> [Challenge]:
What is the number of lines containing the string "thru"? Answer with the number only.

> [Listed records]:
[Start]
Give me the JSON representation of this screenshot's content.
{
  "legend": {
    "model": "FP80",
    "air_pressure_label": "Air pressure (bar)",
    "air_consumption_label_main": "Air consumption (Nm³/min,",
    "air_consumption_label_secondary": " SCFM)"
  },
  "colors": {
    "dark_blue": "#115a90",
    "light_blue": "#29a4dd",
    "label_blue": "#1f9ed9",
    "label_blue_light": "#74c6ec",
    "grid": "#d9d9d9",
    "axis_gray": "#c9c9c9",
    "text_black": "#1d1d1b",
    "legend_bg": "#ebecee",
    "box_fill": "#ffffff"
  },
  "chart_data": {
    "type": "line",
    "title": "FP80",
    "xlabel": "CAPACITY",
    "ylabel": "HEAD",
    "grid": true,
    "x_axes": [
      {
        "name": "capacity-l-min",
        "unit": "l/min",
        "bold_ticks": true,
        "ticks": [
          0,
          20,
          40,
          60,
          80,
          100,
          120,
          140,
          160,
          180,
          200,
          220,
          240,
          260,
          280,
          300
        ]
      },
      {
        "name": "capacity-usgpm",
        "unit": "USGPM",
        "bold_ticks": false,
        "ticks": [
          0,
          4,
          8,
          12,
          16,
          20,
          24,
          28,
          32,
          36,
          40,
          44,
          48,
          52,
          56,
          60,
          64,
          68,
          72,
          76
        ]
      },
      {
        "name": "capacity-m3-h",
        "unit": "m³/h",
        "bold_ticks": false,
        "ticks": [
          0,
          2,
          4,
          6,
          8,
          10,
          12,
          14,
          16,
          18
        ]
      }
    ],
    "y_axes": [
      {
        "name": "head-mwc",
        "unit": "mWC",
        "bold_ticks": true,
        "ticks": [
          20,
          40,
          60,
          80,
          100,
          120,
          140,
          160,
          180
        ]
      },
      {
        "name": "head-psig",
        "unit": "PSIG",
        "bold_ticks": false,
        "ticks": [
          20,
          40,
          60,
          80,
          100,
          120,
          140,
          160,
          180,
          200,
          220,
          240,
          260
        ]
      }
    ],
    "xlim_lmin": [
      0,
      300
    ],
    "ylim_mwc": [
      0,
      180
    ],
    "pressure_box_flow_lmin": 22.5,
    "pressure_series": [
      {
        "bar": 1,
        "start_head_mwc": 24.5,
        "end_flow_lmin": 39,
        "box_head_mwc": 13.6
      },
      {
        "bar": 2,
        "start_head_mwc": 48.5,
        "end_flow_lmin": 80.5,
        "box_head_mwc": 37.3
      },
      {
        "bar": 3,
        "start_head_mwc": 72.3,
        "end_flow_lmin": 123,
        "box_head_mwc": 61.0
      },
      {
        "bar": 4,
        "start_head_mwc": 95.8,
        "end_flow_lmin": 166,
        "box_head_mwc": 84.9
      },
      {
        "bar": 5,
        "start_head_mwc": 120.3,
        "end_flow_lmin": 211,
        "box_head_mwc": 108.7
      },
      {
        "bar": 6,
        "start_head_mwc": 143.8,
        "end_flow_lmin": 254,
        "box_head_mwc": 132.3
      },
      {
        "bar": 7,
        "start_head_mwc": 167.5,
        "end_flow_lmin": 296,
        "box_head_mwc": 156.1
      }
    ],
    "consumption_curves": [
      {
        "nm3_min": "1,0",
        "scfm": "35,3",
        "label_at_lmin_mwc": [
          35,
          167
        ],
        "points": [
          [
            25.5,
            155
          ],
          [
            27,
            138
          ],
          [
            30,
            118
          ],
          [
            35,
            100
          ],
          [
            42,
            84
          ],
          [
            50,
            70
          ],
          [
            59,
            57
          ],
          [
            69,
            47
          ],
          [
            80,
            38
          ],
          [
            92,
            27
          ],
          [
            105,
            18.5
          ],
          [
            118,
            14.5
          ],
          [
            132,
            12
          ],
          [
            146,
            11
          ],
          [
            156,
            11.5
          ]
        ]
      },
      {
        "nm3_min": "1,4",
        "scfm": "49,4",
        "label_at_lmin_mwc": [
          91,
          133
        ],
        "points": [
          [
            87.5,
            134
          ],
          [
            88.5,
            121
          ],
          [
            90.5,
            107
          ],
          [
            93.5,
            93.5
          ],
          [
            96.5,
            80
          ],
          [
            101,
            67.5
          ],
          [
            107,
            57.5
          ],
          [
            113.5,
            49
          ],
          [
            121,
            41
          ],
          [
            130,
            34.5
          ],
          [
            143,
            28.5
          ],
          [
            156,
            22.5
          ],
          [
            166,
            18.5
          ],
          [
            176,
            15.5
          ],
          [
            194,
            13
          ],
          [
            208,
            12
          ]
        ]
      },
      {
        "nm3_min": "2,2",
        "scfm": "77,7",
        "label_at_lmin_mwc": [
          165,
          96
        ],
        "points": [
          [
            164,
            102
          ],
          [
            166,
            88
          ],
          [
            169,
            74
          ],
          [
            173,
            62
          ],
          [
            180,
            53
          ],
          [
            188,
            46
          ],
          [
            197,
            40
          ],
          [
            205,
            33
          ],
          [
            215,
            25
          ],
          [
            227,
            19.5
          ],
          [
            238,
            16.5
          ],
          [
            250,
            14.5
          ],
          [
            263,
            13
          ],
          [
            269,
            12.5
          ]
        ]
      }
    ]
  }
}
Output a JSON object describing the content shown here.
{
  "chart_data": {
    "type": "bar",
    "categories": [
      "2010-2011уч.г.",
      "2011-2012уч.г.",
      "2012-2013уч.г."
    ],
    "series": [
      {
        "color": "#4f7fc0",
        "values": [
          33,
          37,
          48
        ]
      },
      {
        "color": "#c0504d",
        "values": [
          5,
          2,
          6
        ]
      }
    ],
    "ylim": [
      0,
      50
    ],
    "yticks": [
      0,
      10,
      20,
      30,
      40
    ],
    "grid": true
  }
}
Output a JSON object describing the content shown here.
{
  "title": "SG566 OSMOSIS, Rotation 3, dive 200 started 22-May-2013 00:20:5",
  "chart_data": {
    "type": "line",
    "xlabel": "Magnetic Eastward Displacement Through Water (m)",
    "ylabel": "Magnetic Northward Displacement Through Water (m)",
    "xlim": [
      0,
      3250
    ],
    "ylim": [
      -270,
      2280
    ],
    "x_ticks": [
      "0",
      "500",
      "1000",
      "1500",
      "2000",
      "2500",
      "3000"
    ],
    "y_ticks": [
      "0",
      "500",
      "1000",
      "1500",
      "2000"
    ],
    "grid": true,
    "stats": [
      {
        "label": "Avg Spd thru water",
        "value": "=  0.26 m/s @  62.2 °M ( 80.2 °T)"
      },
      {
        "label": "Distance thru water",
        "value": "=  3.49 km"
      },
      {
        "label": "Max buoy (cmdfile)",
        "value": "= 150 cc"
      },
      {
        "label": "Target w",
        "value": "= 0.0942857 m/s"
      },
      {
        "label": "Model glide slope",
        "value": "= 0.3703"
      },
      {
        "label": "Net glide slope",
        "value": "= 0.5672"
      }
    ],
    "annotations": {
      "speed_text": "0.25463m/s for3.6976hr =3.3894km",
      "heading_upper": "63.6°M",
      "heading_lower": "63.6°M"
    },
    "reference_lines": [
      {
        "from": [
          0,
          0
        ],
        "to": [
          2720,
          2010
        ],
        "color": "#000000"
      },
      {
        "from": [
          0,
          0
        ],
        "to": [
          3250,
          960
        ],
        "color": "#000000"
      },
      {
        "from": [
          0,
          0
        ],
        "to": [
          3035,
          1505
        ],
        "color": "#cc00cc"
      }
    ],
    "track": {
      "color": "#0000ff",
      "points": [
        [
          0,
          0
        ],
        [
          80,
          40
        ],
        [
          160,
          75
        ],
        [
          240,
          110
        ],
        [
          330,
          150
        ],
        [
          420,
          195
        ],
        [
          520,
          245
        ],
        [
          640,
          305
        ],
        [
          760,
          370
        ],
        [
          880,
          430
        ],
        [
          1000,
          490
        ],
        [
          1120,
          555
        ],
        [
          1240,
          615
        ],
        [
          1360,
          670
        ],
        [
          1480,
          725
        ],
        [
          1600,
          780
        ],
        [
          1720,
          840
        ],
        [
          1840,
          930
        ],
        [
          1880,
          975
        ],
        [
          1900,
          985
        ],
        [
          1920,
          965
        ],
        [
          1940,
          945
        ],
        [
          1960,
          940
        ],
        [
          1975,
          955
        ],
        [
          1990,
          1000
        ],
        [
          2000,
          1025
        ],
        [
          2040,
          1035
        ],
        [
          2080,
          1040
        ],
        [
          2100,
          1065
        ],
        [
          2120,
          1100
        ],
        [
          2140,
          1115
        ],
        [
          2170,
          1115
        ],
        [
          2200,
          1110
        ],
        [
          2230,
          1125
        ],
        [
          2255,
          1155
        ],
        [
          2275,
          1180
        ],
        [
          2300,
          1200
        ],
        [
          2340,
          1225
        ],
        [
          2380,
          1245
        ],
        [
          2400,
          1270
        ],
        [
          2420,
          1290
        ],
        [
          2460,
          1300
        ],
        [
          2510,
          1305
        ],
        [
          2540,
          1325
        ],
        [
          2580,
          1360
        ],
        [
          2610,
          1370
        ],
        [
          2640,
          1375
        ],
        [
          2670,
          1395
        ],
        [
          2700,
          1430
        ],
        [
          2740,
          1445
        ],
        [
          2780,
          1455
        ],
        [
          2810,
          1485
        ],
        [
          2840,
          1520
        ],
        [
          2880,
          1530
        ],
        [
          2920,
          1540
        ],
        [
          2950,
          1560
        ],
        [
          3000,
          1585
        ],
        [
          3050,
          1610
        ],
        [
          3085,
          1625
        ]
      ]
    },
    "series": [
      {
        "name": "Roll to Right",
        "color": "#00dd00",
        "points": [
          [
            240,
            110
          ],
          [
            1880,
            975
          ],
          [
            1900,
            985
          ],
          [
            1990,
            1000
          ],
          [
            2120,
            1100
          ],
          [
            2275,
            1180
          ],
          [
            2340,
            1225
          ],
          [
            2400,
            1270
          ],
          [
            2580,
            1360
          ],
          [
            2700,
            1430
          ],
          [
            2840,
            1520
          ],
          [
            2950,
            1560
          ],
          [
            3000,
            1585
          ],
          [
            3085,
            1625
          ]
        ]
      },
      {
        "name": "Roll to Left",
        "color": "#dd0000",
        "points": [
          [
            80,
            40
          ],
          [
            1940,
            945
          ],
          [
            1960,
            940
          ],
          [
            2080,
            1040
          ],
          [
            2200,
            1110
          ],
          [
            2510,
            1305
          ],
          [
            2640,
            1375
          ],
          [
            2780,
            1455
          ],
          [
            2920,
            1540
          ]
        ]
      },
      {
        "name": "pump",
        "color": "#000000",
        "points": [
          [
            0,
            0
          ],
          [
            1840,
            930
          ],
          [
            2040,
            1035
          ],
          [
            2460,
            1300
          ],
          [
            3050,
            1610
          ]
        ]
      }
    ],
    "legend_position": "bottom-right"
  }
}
[End]
> [Answer]:
2